● Objective
Every entry below must appear again, exactly as written.

● Data
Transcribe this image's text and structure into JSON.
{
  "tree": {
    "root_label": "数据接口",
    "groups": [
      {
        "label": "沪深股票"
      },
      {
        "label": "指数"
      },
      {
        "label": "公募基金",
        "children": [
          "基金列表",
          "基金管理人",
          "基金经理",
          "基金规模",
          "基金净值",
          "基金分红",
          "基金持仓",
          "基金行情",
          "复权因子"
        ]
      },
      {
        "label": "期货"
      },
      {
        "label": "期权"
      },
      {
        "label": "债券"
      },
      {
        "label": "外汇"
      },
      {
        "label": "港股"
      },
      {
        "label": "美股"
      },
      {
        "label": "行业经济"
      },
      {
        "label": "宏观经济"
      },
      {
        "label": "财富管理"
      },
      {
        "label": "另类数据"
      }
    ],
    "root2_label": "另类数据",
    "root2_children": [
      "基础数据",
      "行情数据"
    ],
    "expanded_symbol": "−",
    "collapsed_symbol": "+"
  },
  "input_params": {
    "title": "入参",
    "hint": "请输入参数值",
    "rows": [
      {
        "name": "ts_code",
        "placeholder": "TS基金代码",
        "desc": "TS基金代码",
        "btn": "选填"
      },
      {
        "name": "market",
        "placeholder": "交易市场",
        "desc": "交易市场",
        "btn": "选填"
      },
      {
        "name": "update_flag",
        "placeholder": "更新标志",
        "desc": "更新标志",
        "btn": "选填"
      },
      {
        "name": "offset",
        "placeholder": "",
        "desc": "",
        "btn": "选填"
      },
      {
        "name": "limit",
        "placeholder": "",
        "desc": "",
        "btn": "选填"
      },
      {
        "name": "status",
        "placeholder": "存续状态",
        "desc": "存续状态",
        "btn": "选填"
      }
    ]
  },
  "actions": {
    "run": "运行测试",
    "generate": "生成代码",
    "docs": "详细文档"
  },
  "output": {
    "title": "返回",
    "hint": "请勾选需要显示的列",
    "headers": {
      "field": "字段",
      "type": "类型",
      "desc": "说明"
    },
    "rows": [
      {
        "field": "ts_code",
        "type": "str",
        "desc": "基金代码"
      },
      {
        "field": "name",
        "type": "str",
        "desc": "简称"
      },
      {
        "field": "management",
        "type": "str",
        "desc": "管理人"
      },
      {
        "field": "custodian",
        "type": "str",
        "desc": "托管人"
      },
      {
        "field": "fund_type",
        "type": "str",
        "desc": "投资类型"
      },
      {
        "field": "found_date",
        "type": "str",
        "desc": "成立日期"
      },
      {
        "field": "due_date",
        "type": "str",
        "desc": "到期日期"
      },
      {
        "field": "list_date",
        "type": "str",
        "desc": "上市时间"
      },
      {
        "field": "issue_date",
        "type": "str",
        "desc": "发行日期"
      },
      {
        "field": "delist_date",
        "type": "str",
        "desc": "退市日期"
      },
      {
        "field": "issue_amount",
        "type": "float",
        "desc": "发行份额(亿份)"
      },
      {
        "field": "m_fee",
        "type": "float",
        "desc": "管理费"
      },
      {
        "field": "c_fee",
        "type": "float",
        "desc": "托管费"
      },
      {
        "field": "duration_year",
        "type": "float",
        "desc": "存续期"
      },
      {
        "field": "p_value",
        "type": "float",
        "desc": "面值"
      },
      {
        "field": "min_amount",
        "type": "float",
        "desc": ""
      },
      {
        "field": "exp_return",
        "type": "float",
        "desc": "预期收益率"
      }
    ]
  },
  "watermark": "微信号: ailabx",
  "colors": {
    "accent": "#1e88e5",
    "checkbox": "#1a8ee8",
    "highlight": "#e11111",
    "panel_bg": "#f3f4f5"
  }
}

● Answer to the task
Transcribe this image's text and structure into JSON.
{
  "tree": {
    "root_label": "数据接口",
    "groups": [
      {
        "label": "沪深股票"
      },
      {
        "label": "指数"
      },
      {
        "label": "公募基金",
        "children": [
          "基金列表",
          "基金管理人",
          "基金经理",
          "基金规模",
          "基金净值",
          "基金分红",
          "基金持仓",
          "基金行情",
          "复权因子"
        ]
      },
      {
        "label": "期货"
      },
      {
        "label": "期权"
      },
      {
        "label": "债券"
      },
      {
        "label": "外汇"
      },
      {
        "label": "港股"
      },
      {
        "label": "美股"
      },
      {
        "label": "行业经济"
      },
      {
        "label": "宏观经济"
      },
      {
        "label": "财富管理"
      },
      {
        "label": "另类数据"
      }
    ],
    "root2_label": "另类数据",
    "root2_children": [
      "基础数据",
      "行情数据"
    ],
    "expanded_symbol": "−",
    "collapsed_symbol": "+"
  },
  "input_params": {
    "title": "入参",
    "hint": "请输入参数值",
    "rows": [
      {
        "name": "ts_code",
        "placeholder": "TS基金代码",
        "desc": "TS基金代码",
        "btn": "选填"
      },
      {
        "name": "market",
        "placeholder": "交易市场",
        "desc": "交易市场",
        "btn": "选填"
      },
      {
        "name": "update_flag",
        "placeholder": "更新标志",
        "desc": "更新标志",
        "btn": "选填"
      },
      {
        "name": "offset",
        "placeholder": "",
        "desc": "",
        "btn": "选填"
      },
      {
        "name": "limit",
        "placeholder": "",
        "desc": "",
        "btn": "选填"
      },
      {
        "name": "status",
        "placeholder": "存续状态",
        "desc": "存续状态",
        "btn": "选填"
      }
    ]
  },
  "actions": {
    "run": "运行测试",
    "generate": "生成代码",
    "docs": "详细文档"
  },
  "output": {
    "title": "返回",
    "hint": "请勾选需要显示的列",
    "headers": {
      "field": "字段",
      "type": "类型",
      "desc": "说明"
    },
    "rows": [
      {
        "field": "ts_code",
        "type": "str",
        "desc": "基金代码"
      },
      {
        "field": "name",
        "type": "str",
        "desc": "简称"
      },
      {
        "field": "management",
        "type": "str",
        "desc": "管理人"
      },
      {
        "field": "custodian",
        "type": "str",
        "desc": "托管人"
      },
      {
        "field": "fund_type",
        "type": "str",
        "desc": "投资类型"
      },
      {
        "field": "found_date",
        "type": "str",
        "desc": "成立日期"
      },
      {
        "field": "due_date",
        "type": "str",
        "desc": "到期日期"
      },
      {
        "field": "list_date",
        "type": "str",
        "desc": "上市时间"
      },
      {
        "field": "issue_date",
        "type": "str",
        "desc": "发行日期"
      },
      {
        "field": "delist_date",
        "type": "str",
        "desc": "退市日期"
      },
      {
        "field": "issue_amount",
        "type": "float",
        "desc": "发行份额(亿份)"
      },
      {
        "field": "m_fee",
        "type": "float",
        "desc": "管理费"
      },
      {
        "field": "c_fee",
        "type": "float",
        "desc": "托管费"
      },
      {
        "field": "duration_year",
        "type": "float",
        "desc": "存续期"
      },
      {
        "field": "p_value",
        "type": "float",
        "desc": "面值"
      },
      {
        "field": "min_amount",
        "type": "float",
        "desc": ""
      },
      {
        "field": "exp_return",
        "type": "float",
        "desc": "预期收益率"
      }
    ]
  },
  "watermark": "微信号: ailabx",
  "colors": {
    "accent": "#1e88e5",
    "checkbox": "#1a8ee8",
    "highlight": "#e11111",
    "panel_bg": "#f3f4f5"
  }
}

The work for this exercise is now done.